Excerpted passage »
○ ○ ○ ○ ○ ○ ○
§ The Minister of Agriculture, Fisheries and Food (Mr. John Silkin)
I beg leave to make a statement about the meeting of the Council of Ministers in Brussels on 23rd-24th January on agriculture at which I represented the United Kingdom.
The main issue before the Council was the Commission's proposals for common prices in 1978–79. I reiterated my view that common price increases should be kept to a minimum and that for products in structural surplus there was no case for any price increase at all.
Following the vote of this House on 23rd January, I requested the Council to agree to amend the Commission's proposal to devalue the green pound so as to increase the amount of the devaluation from 5 per cent. to 7½ per cent. The Council agreed, subject to a qualification that I shall mention later, to this revised proposal, and also to the proposal to devalue the Italian green lira by 6 per cent. The new green rates are to apply from 1st February for milk and milk products, pigmeat, beef and veal and, in the case of Italy only, for sugar. For other products the new green rates will come into effect at the beginning of the marketing year for each product. This means that the resulting increase in United Kingdom intervention prices for sugar will not take place until 1st July, and for cereals not until 1st August.
The Council's agreement is not, however, definitive at this stage. The German, 1614 Dutch and Belgian delegations said that, because of the short time they had had to consider this proposal they could agree to it only ad referendum; in other words, by reserving the right of their Governments to withdraw their consent. They proposed that the ad referendum period should run to 1st February.
○ ○ ○ ○ ○ ○ ○
Saved data entries
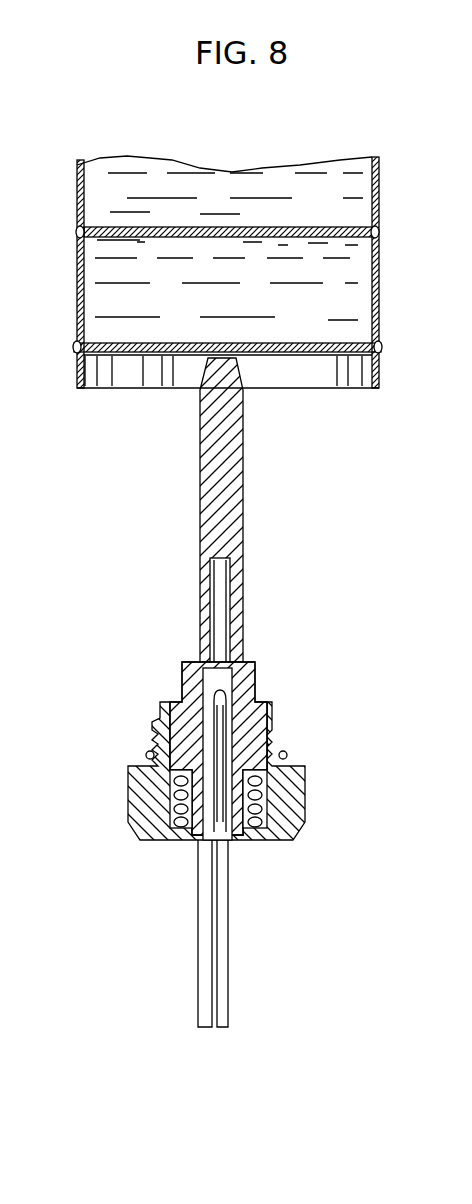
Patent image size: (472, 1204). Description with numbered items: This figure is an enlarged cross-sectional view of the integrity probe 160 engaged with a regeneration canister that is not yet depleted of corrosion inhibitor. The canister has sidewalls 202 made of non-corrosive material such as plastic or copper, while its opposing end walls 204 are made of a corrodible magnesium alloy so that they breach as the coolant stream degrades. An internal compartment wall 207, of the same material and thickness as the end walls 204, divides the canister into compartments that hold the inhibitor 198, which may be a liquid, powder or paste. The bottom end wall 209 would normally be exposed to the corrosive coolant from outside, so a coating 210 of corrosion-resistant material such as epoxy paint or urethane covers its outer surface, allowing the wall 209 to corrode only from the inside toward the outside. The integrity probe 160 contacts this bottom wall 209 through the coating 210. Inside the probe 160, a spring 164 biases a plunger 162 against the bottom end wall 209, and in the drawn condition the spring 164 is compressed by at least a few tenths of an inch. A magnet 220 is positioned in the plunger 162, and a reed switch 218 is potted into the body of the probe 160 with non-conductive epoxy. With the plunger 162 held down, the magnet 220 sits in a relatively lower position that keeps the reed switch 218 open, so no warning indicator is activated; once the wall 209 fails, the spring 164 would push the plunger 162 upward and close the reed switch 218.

The integrity probe 160 is at (247, 692).
The plunger 162 is at (166, 515).
The spring 164 is at (172, 845).
The inhibitor 198 is at (239, 284).
The sidewalls 202 is at (77, 300).
The opposing end walls 204 is at (280, 345).
The compartment wall 207 is at (220, 230).
The bottom end wall 209 is at (137, 300).
The coating 210 is at (137, 300).
The reed switch 218 is at (223, 752).
The magnet 220 is at (213, 625).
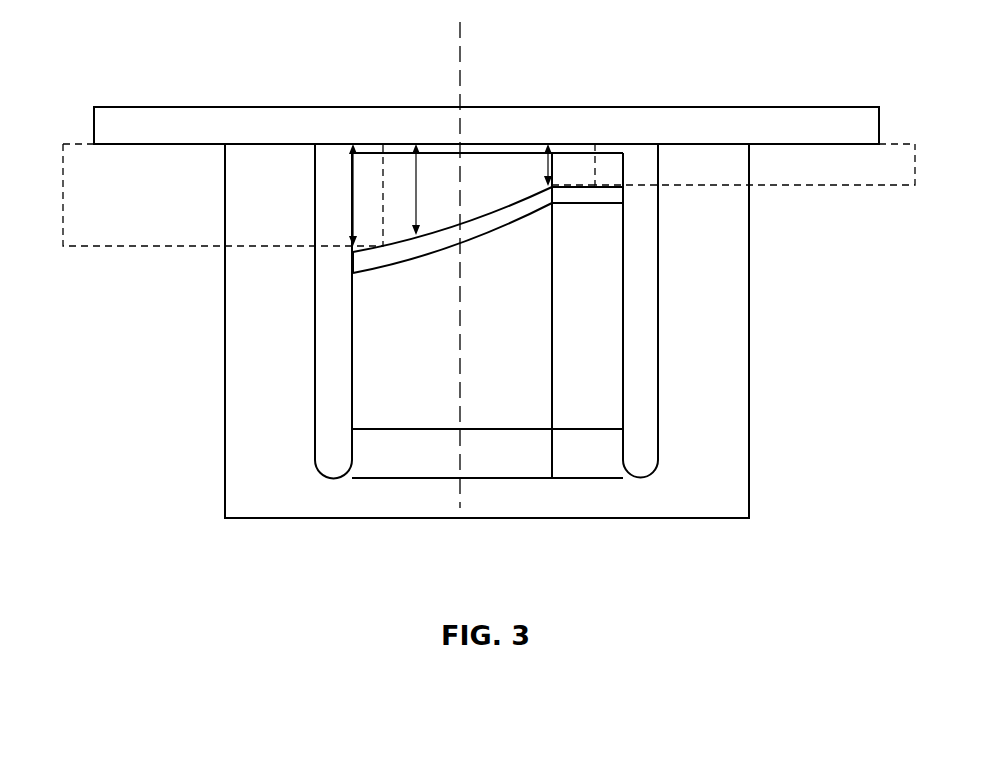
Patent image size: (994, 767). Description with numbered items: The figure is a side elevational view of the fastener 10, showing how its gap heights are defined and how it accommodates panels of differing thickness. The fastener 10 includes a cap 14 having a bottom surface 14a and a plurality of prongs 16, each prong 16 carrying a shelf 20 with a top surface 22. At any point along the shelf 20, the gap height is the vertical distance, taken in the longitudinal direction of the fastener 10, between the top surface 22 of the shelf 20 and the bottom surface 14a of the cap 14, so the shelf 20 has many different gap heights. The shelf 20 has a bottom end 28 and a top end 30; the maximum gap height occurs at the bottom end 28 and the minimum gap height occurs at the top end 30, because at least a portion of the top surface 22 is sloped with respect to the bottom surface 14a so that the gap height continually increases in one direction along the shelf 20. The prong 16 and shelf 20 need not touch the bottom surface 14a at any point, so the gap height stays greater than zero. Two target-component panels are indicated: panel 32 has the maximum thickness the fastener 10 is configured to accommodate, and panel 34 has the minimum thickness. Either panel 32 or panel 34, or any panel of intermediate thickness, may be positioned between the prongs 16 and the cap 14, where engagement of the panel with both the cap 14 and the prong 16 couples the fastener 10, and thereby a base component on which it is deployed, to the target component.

The fastener 10 is at (108, 52).
The cap 14 is at (360, 118).
The bottom surface 14a is at (486, 99).
The prong 16 is at (527, 297).
The shelf 20 is at (505, 225).
The top surface 22 is at (503, 207).
The bottom end 28 is at (352, 262).
The top end 30 is at (625, 200).
The panel 32 is at (73, 247).
The panel 34 is at (880, 186).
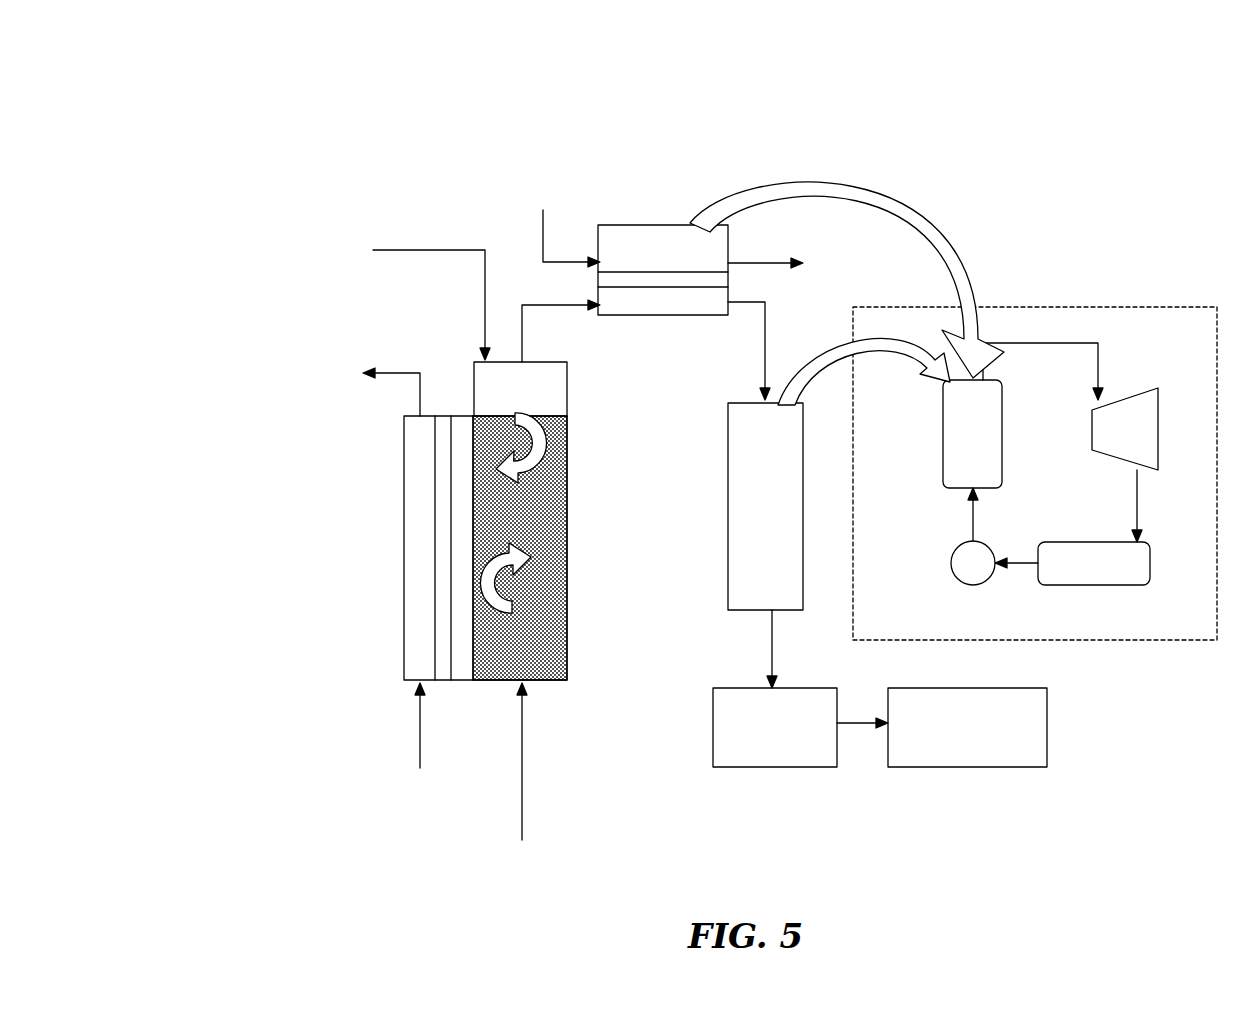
○ ○ ○ ○ ○ ○ ○
Directions for this task »
Can you write out the agriculture statement word for word between "I beg leave" and "the United Kingdom.", inclusive?

Exercise answer »
I beg leave to make a statement about the meeting of the Council of Ministers in Brussels on 23rd-24th January on agriculture at which I represented the United Kingdom.